— begin GIVEN RECORDS —

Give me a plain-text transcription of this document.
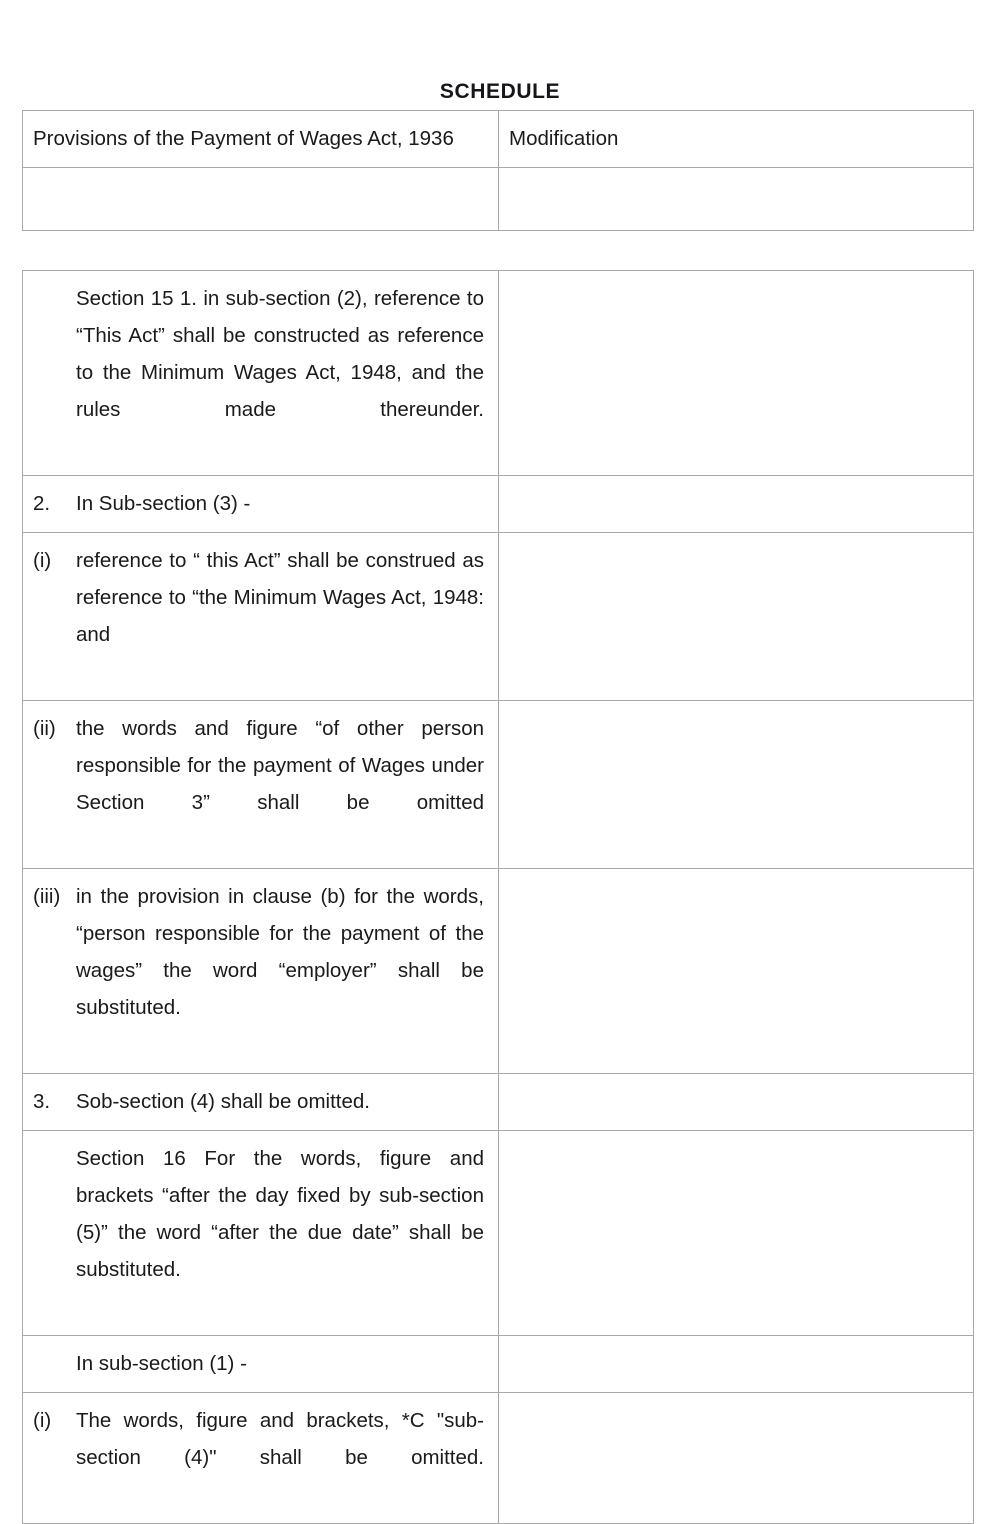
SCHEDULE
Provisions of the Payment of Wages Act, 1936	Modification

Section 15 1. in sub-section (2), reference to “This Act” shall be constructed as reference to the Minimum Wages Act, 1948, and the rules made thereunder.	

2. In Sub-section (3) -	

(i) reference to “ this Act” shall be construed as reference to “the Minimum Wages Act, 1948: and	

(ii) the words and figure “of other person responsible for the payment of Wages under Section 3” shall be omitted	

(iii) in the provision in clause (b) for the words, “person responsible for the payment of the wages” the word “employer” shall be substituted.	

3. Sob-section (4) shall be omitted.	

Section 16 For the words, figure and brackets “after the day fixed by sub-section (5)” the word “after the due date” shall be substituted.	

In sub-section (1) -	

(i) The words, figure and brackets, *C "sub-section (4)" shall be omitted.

— end GIVEN RECORDS —
— begin GIVEN RECORDS —

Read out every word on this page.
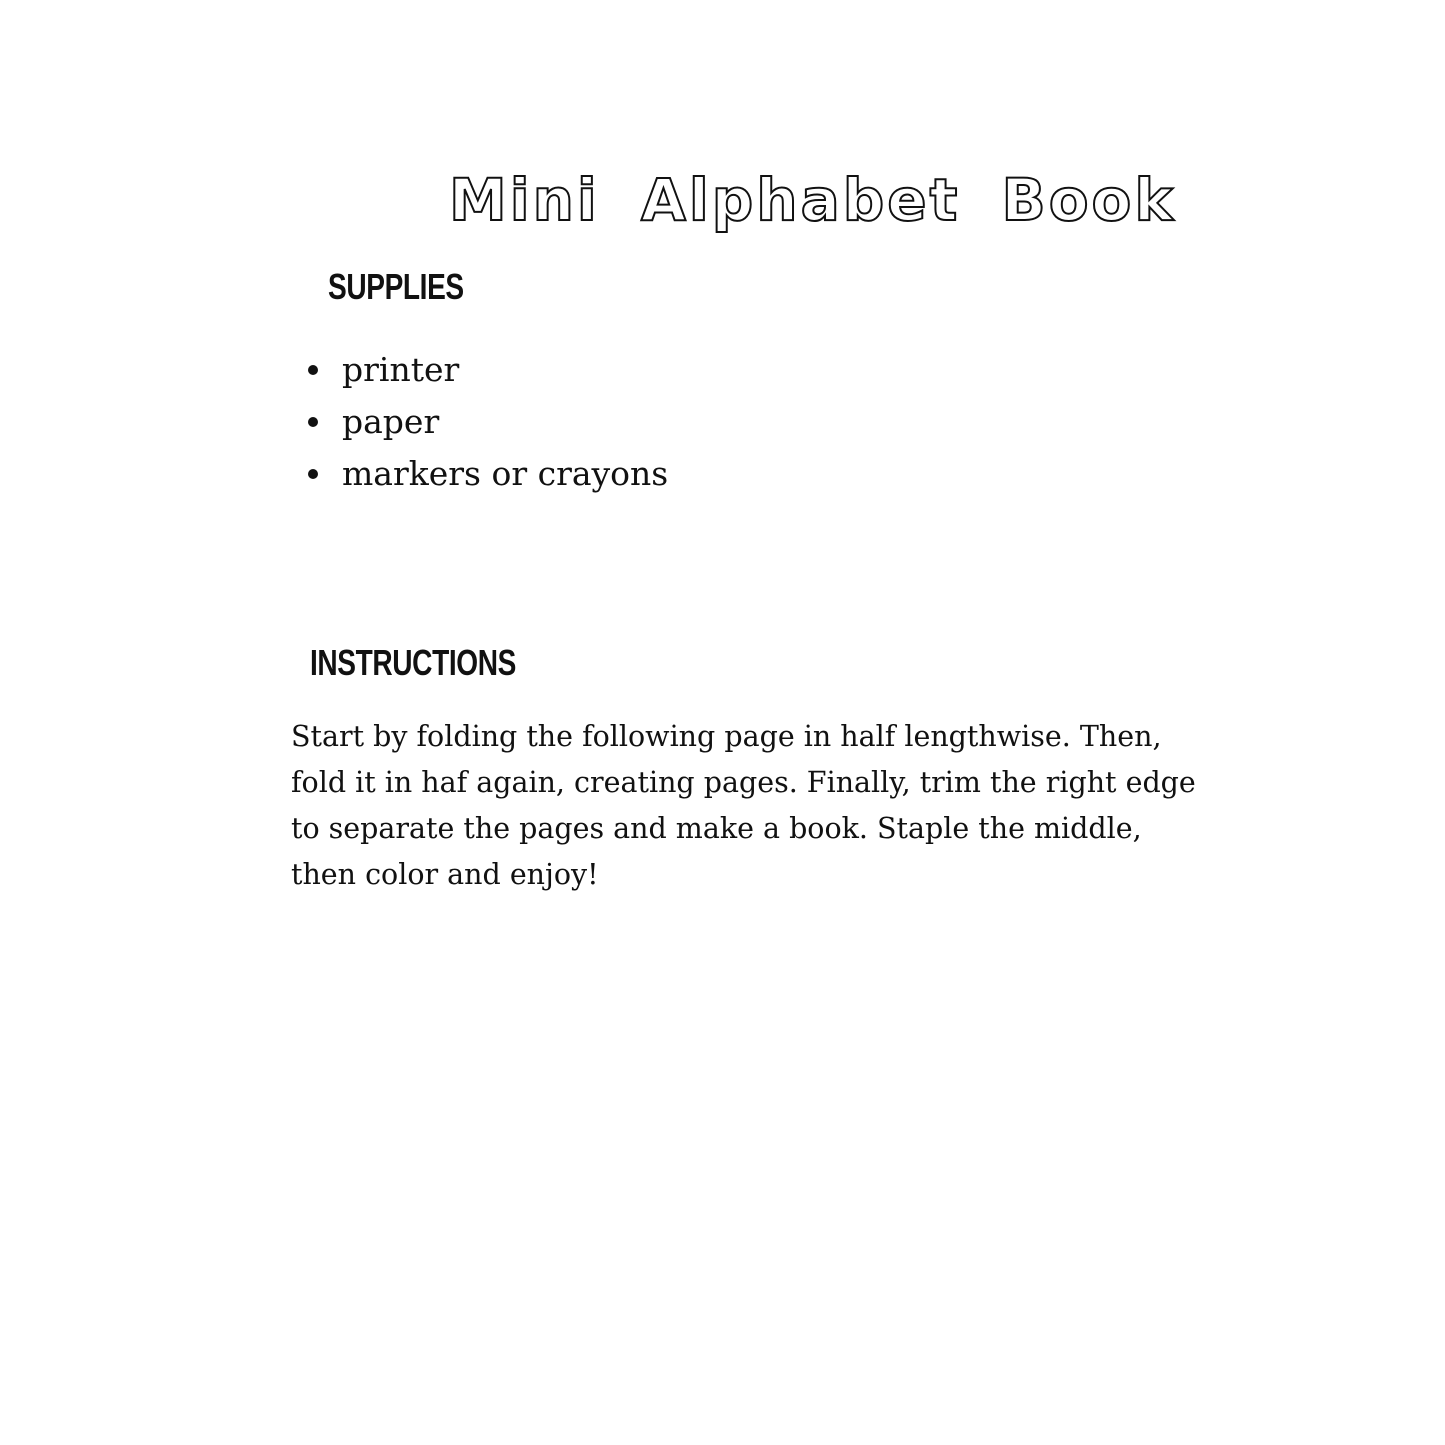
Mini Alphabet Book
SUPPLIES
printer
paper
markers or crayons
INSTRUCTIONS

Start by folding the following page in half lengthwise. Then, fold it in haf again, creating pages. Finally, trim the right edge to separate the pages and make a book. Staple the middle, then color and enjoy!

— end GIVEN RECORDS —
— begin GIVEN RECORDS —

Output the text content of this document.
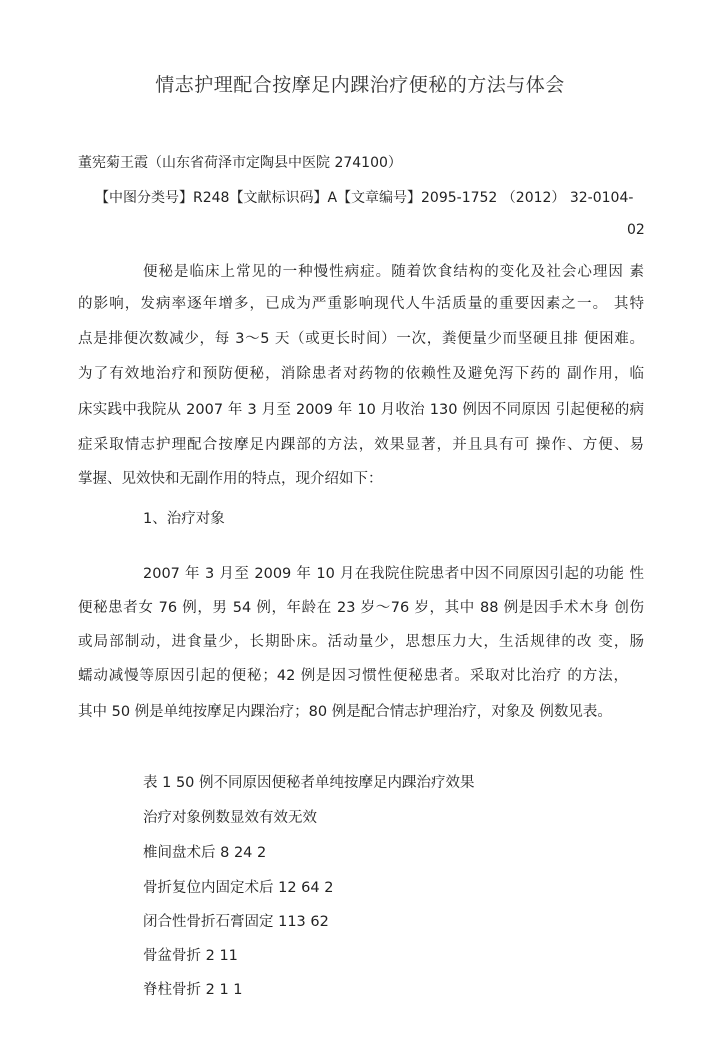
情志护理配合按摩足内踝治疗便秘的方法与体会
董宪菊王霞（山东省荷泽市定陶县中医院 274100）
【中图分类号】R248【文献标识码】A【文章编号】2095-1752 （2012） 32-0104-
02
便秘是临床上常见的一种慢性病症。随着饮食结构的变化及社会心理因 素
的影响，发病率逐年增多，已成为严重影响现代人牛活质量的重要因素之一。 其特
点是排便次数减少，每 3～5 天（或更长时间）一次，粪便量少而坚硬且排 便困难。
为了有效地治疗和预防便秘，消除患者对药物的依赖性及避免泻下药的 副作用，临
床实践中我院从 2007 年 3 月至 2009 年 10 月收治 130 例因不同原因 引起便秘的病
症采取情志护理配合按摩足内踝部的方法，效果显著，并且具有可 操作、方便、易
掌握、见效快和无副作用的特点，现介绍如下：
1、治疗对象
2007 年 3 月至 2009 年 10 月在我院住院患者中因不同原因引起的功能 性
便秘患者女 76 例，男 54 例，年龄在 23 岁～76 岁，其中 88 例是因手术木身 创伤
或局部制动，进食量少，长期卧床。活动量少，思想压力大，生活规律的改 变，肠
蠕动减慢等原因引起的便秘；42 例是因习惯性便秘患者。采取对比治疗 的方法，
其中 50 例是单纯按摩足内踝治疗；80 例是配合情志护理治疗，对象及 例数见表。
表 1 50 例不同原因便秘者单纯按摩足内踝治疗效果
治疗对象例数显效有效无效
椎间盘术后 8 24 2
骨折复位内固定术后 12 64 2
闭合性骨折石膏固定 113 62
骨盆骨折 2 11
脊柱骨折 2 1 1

— end GIVEN RECORDS —

*REQUIRED WORK*. Reproduce every line from the entries that holds the word "responsible".

*RESPONSE TO THIS TASK*.
(ii) the words and figure “of other person responsible for the payment of Wages under Section 3” shall be omitted	
(iii) in the provision in clause (b) for the words, “person responsible for the payment of the wages” the word “employer” shall be substituted.	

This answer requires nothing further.